• TASK DIRECTIONS
Would you retype all of these records exactly?

• SUPPLIED ENTRIES
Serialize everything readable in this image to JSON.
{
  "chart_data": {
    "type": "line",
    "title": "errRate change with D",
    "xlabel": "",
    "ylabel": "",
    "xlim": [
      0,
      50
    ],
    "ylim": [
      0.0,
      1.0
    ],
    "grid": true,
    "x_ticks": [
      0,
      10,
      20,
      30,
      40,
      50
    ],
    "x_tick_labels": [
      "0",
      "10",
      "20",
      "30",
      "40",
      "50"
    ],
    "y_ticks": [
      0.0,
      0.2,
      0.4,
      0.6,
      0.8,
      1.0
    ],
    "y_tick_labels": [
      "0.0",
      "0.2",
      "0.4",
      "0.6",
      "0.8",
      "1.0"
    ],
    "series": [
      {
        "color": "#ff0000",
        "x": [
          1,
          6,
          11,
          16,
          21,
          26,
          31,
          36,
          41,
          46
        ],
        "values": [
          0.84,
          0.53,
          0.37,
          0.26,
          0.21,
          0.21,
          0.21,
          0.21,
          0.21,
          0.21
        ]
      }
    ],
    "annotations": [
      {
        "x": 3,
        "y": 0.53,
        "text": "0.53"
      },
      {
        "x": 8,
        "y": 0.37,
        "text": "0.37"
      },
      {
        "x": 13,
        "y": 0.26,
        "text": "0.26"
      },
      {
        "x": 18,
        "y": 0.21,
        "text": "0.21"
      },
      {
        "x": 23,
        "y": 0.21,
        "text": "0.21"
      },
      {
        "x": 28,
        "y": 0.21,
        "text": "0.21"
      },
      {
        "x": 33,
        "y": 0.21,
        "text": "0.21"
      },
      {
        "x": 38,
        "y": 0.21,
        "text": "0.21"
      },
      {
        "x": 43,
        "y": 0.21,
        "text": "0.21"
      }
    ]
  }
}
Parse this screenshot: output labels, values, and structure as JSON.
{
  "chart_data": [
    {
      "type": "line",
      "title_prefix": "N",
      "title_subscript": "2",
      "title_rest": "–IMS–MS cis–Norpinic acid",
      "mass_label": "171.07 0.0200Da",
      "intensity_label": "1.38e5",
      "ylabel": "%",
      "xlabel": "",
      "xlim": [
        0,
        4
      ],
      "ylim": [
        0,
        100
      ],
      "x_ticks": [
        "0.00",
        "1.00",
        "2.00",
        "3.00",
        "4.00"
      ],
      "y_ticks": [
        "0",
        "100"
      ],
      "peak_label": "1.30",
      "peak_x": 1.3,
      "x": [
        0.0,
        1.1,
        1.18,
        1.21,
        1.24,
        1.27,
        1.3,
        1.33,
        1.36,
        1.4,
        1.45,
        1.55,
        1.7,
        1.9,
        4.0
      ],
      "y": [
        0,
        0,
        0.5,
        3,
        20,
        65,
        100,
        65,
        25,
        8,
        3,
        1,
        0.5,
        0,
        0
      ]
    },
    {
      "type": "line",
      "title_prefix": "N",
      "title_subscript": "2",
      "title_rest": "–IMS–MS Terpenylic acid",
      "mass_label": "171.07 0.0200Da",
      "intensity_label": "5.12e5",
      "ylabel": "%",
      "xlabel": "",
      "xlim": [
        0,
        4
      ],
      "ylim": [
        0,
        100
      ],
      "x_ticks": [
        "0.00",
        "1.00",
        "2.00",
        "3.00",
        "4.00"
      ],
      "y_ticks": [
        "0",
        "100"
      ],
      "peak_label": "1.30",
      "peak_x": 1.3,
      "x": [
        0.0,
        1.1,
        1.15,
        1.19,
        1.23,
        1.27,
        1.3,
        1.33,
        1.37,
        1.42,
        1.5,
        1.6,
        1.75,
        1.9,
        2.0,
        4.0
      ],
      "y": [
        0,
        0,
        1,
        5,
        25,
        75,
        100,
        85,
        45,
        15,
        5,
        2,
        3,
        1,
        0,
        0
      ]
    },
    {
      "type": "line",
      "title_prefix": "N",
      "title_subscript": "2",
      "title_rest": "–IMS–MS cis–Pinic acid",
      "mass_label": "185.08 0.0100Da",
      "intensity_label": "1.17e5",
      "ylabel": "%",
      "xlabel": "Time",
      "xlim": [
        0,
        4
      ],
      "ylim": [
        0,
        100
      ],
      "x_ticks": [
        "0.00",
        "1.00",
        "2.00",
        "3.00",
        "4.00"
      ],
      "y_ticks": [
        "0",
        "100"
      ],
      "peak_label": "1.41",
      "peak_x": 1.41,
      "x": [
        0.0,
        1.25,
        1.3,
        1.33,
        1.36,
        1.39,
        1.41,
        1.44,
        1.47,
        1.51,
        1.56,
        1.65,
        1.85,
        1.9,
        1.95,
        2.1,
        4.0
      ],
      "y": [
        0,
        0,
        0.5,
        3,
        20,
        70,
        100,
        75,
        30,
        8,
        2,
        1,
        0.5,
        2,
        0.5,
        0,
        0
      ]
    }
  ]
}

• REPLY TO THE EXERCISE
Serialize everything readable in this image to JSON.
{
  "chart_data": {
    "type": "line",
    "title": "errRate change with D",
    "xlabel": "",
    "ylabel": "",
    "xlim": [
      0,
      50
    ],
    "ylim": [
      0.0,
      1.0
    ],
    "grid": true,
    "x_ticks": [
      0,
      10,
      20,
      30,
      40,
      50
    ],
    "x_tick_labels": [
      "0",
      "10",
      "20",
      "30",
      "40",
      "50"
    ],
    "y_ticks": [
      0.0,
      0.2,
      0.4,
      0.6,
      0.8,
      1.0
    ],
    "y_tick_labels": [
      "0.0",
      "0.2",
      "0.4",
      "0.6",
      "0.8",
      "1.0"
    ],
    "series": [
      {
        "color": "#ff0000",
        "x": [
          1,
          6,
          11,
          16,
          21,
          26,
          31,
          36,
          41,
          46
        ],
        "values": [
          0.84,
          0.53,
          0.37,
          0.26,
          0.21,
          0.21,
          0.21,
          0.21,
          0.21,
          0.21
        ]
      }
    ],
    "annotations": [
      {
        "x": 3,
        "y": 0.53,
        "text": "0.53"
      },
      {
        "x": 8,
        "y": 0.37,
        "text": "0.37"
      },
      {
        "x": 13,
        "y": 0.26,
        "text": "0.26"
      },
      {
        "x": 18,
        "y": 0.21,
        "text": "0.21"
      },
      {
        "x": 23,
        "y": 0.21,
        "text": "0.21"
      },
      {
        "x": 28,
        "y": 0.21,
        "text": "0.21"
      },
      {
        "x": 33,
        "y": 0.21,
        "text": "0.21"
      },
      {
        "x": 38,
        "y": 0.21,
        "text": "0.21"
      },
      {
        "x": 43,
        "y": 0.21,
        "text": "0.21"
      }
    ]
  }
}
Parse this screenshot: output labels, values, and structure as JSON.
{
  "chart_data": [
    {
      "type": "line",
      "title_prefix": "N",
      "title_subscript": "2",
      "title_rest": "–IMS–MS cis–Norpinic acid",
      "mass_label": "171.07 0.0200Da",
      "intensity_label": "1.38e5",
      "ylabel": "%",
      "xlabel": "",
      "xlim": [
        0,
        4
      ],
      "ylim": [
        0,
        100
      ],
      "x_ticks": [
        "0.00",
        "1.00",
        "2.00",
        "3.00",
        "4.00"
      ],
      "y_ticks": [
        "0",
        "100"
      ],
      "peak_label": "1.30",
      "peak_x": 1.3,
      "x": [
        0.0,
        1.1,
        1.18,
        1.21,
        1.24,
        1.27,
        1.3,
        1.33,
        1.36,
        1.4,
        1.45,
        1.55,
        1.7,
        1.9,
        4.0
      ],
      "y": [
        0,
        0,
        0.5,
        3,
        20,
        65,
        100,
        65,
        25,
        8,
        3,
        1,
        0.5,
        0,
        0
      ]
    },
    {
      "type": "line",
      "title_prefix": "N",
      "title_subscript": "2",
      "title_rest": "–IMS–MS Terpenylic acid",
      "mass_label": "171.07 0.0200Da",
      "intensity_label": "5.12e5",
      "ylabel": "%",
      "xlabel": "",
      "xlim": [
        0,
        4
      ],
      "ylim": [
        0,
        100
      ],
      "x_ticks": [
        "0.00",
        "1.00",
        "2.00",
        "3.00",
        "4.00"
      ],
      "y_ticks": [
        "0",
        "100"
      ],
      "peak_label": "1.30",
      "peak_x": 1.3,
      "x": [
        0.0,
        1.1,
        1.15,
        1.19,
        1.23,
        1.27,
        1.3,
        1.33,
        1.37,
        1.42,
        1.5,
        1.6,
        1.75,
        1.9,
        2.0,
        4.0
      ],
      "y": [
        0,
        0,
        1,
        5,
        25,
        75,
        100,
        85,
        45,
        15,
        5,
        2,
        3,
        1,
        0,
        0
      ]
    },
    {
      "type": "line",
      "title_prefix": "N",
      "title_subscript": "2",
      "title_rest": "–IMS–MS cis–Pinic acid",
      "mass_label": "185.08 0.0100Da",
      "intensity_label": "1.17e5",
      "ylabel": "%",
      "xlabel": "Time",
      "xlim": [
        0,
        4
      ],
      "ylim": [
        0,
        100
      ],
      "x_ticks": [
        "0.00",
        "1.00",
        "2.00",
        "3.00",
        "4.00"
      ],
      "y_ticks": [
        "0",
        "100"
      ],
      "peak_label": "1.41",
      "peak_x": 1.41,
      "x": [
        0.0,
        1.25,
        1.3,
        1.33,
        1.36,
        1.39,
        1.41,
        1.44,
        1.47,
        1.51,
        1.56,
        1.65,
        1.85,
        1.9,
        1.95,
        2.1,
        4.0
      ],
      "y": [
        0,
        0,
        0.5,
        3,
        20,
        70,
        100,
        75,
        30,
        8,
        2,
        1,
        0.5,
        2,
        0.5,
        0,
        0
      ]
    }
  ]
}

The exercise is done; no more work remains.